# Problem statement:
Scan the data below and pick out the lines containing the word "Studies".

(Part of a data file)
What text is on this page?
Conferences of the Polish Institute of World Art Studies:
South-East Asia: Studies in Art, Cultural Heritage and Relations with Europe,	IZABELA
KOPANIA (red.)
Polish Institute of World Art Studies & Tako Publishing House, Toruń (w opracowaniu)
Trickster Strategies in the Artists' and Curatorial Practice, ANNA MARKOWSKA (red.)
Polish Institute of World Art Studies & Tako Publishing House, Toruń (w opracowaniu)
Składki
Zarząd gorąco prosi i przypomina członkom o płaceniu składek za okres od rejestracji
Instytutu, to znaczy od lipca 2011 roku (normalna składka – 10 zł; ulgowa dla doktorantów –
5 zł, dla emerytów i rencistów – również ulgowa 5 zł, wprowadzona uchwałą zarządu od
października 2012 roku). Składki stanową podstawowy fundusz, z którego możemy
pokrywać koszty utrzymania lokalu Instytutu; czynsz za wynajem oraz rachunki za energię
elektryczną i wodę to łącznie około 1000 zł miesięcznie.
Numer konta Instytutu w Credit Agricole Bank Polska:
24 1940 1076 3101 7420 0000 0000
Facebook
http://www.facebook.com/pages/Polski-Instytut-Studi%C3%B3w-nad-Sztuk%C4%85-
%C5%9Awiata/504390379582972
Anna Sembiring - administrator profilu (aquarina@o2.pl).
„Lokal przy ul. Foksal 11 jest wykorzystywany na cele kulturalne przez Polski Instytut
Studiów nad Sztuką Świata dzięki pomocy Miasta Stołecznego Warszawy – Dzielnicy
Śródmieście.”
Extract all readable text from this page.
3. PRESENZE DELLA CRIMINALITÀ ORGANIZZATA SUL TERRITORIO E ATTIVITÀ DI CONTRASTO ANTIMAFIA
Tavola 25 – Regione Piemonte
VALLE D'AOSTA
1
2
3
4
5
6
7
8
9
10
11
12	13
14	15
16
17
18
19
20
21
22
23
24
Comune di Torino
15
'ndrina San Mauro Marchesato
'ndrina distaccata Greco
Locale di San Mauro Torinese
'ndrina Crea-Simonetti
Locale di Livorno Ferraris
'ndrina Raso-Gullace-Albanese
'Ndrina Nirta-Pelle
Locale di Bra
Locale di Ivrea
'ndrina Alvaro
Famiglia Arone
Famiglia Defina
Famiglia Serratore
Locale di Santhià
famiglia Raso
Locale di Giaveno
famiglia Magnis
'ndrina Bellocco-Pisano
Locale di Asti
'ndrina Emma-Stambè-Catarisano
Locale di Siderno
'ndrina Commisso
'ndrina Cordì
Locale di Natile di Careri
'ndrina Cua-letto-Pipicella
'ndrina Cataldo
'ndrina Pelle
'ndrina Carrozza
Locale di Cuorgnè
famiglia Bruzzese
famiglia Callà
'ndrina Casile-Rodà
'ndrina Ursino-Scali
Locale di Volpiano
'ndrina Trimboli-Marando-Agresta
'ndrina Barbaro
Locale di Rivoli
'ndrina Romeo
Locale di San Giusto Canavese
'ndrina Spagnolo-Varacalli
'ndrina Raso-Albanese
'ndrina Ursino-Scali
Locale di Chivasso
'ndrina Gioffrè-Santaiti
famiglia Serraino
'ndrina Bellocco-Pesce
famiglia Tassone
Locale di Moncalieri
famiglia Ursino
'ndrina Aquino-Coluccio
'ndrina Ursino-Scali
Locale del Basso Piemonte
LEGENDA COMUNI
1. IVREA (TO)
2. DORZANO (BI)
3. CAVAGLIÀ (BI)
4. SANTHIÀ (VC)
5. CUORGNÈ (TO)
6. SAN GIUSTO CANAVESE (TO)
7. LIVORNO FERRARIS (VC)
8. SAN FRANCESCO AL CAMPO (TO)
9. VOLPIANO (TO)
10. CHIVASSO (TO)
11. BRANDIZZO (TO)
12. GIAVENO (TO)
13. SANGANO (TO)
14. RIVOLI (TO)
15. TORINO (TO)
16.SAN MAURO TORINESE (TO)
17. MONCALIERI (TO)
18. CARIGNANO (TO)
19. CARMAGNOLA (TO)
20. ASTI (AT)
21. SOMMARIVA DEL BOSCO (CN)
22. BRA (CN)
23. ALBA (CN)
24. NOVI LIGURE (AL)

# Answer below:
Conferences of the Polish Institute of World Art Studies:
South-East Asia: Studies in Art, Cultural Heritage and Relations with Europe,	IZABELA
Polish Institute of World Art Studies & Tako Publishing House, Toruń (w opracowaniu)
Polish Institute of World Art Studies & Tako Publishing House, Toruń (w opracowaniu)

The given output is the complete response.